= Written exercise =
Copy each line containing the word "Warbler" from the records that follow, please.

▼

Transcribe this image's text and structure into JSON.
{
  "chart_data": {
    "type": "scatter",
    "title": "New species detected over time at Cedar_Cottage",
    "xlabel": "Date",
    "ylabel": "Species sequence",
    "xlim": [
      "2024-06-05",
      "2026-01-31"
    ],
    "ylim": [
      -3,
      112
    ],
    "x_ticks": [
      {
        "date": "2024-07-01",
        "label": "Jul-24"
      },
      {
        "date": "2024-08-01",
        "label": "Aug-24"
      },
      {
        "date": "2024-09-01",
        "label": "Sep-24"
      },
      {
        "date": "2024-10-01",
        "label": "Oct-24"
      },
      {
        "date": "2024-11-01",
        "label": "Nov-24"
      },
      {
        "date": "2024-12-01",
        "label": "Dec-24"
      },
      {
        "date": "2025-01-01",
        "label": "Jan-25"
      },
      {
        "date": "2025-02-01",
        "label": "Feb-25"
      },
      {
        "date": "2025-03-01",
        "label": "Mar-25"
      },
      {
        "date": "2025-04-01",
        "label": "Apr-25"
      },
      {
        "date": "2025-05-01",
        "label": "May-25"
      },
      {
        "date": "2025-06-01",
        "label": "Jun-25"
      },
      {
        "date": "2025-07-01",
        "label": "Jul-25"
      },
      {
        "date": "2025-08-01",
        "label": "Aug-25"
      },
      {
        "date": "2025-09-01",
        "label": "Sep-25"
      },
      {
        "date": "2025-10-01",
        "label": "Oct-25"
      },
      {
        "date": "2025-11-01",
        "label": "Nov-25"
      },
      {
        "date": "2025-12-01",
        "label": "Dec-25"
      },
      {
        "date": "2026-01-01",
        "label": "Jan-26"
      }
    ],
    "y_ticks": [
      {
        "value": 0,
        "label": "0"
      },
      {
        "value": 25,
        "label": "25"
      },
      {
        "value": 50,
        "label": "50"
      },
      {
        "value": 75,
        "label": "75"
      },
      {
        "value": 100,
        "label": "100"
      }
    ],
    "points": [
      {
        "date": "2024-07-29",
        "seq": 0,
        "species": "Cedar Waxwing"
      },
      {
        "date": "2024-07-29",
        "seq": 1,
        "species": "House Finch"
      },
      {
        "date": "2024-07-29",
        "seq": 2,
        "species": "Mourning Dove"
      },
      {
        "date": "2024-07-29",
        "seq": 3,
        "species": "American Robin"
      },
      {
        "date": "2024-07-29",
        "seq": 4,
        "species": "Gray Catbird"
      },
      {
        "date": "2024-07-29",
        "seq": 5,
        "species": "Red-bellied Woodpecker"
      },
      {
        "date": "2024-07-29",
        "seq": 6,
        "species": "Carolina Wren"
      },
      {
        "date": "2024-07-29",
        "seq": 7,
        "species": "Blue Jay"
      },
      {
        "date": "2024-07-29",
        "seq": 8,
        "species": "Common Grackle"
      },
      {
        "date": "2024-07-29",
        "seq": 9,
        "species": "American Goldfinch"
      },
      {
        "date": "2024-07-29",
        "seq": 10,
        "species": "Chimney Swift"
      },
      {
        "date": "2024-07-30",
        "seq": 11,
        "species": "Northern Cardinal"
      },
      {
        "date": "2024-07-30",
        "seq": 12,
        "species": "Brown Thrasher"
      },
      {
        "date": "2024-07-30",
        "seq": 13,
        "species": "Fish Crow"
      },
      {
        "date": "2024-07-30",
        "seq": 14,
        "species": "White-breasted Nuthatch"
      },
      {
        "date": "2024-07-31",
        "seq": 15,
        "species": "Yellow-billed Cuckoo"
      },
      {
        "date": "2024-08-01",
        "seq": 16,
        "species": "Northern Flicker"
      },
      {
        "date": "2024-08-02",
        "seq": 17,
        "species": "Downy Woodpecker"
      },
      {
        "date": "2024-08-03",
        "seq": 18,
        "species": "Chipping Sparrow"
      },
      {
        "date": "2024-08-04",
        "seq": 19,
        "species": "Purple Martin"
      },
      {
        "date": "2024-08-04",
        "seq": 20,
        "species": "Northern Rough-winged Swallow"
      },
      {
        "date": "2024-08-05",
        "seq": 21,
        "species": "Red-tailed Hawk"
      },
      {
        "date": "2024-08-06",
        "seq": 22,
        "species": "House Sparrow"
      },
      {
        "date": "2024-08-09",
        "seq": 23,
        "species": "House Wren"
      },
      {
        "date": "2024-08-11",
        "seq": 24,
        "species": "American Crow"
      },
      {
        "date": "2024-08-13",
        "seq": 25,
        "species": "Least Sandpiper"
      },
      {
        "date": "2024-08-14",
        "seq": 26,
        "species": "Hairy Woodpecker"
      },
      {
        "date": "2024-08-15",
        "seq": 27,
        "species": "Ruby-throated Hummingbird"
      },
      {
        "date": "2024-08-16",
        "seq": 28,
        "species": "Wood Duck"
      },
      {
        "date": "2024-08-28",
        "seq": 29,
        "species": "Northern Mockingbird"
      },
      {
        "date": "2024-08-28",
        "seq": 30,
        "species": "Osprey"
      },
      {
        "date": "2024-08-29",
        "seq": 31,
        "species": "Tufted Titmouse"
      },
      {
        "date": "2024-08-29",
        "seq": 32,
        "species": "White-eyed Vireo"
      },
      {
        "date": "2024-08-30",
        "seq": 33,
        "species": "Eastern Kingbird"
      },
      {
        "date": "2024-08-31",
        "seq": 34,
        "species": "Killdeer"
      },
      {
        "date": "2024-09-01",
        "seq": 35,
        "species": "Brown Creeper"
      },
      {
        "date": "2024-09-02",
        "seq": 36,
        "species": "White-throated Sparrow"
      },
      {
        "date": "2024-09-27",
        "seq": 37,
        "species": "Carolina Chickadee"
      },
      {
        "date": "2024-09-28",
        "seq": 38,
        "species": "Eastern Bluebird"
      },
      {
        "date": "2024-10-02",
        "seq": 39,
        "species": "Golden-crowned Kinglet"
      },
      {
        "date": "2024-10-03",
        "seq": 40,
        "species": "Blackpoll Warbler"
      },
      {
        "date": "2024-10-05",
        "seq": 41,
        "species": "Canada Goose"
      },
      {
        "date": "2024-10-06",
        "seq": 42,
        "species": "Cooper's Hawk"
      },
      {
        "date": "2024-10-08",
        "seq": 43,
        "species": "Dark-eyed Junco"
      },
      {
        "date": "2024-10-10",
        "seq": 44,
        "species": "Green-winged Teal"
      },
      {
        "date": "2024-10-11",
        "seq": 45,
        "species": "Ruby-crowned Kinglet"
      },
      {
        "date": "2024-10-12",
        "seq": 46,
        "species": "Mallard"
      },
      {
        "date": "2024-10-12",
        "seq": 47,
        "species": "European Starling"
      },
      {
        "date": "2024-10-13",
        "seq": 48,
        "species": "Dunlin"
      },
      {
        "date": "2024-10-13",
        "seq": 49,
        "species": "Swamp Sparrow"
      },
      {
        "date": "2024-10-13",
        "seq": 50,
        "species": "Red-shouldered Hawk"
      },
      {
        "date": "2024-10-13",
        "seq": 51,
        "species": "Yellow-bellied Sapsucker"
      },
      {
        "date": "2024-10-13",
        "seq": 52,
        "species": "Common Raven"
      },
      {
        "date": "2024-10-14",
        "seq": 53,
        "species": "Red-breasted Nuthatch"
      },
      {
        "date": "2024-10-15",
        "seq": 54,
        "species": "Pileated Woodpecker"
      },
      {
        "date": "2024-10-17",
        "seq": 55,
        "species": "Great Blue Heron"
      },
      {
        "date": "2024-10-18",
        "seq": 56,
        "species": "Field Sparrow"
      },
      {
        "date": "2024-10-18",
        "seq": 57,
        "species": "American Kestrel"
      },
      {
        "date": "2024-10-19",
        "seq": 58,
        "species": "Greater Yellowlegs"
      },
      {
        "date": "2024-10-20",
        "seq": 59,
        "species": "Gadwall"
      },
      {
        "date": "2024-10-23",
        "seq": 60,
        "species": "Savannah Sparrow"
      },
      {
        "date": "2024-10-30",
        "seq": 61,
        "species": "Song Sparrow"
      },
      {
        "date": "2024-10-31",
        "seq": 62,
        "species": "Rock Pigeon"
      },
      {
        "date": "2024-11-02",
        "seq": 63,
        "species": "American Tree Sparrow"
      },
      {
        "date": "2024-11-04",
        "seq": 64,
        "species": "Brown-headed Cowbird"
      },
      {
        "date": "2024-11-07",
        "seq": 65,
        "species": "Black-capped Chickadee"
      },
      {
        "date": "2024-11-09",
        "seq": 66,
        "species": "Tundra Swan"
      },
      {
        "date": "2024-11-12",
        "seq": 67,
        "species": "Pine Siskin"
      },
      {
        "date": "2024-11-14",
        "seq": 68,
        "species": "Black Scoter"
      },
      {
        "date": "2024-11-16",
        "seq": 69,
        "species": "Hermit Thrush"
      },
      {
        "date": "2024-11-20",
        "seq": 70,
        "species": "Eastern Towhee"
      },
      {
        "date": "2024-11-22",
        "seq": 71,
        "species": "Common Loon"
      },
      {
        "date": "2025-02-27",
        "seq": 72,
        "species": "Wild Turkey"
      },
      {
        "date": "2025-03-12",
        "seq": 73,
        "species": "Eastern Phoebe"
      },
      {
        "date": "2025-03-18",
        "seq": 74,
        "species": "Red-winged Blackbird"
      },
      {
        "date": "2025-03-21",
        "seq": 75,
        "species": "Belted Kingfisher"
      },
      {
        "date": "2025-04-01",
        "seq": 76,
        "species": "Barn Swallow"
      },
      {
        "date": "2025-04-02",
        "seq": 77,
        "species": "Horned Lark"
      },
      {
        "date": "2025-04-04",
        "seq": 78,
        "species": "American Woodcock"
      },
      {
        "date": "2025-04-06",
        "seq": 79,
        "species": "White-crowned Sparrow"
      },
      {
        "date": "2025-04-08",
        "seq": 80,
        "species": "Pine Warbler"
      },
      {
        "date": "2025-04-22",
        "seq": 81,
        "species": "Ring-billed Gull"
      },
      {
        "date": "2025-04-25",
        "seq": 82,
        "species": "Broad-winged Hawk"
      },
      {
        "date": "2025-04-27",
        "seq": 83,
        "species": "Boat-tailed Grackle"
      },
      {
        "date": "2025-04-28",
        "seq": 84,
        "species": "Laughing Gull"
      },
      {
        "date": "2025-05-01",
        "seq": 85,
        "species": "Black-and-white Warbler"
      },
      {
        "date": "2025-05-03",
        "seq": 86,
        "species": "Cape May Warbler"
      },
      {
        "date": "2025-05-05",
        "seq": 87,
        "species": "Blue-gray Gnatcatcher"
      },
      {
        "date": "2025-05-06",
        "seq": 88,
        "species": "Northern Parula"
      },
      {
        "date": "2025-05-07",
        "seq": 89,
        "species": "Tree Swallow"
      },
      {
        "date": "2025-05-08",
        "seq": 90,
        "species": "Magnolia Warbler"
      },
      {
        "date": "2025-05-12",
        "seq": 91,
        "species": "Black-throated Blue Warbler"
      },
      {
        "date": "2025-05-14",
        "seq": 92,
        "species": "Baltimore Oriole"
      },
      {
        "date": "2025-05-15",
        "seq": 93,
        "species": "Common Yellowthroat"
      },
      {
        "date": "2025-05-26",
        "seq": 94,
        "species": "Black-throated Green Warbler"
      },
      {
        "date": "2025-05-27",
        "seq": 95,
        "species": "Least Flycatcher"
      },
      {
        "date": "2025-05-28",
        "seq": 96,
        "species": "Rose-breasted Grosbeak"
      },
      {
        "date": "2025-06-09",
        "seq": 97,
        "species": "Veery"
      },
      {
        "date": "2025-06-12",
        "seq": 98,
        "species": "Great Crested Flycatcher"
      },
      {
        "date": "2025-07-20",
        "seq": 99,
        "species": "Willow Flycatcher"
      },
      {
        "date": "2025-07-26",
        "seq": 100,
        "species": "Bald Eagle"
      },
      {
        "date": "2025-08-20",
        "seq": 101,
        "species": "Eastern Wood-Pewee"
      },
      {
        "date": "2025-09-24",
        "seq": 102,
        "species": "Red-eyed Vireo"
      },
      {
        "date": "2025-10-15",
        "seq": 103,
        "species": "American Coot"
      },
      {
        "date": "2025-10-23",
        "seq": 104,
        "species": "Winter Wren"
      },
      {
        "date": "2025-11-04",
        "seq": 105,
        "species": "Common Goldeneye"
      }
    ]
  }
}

▲

= Result of the task =
        "species": "Blackpoll Warbler"
        "species": "Pine Warbler"
        "species": "Black-and-white Warbler"
        "species": "Cape May Warbler"
        "species": "Magnolia Warbler"
        "species": "Black-throated Blue Warbler"
        "species": "Black-throated Green Warbler"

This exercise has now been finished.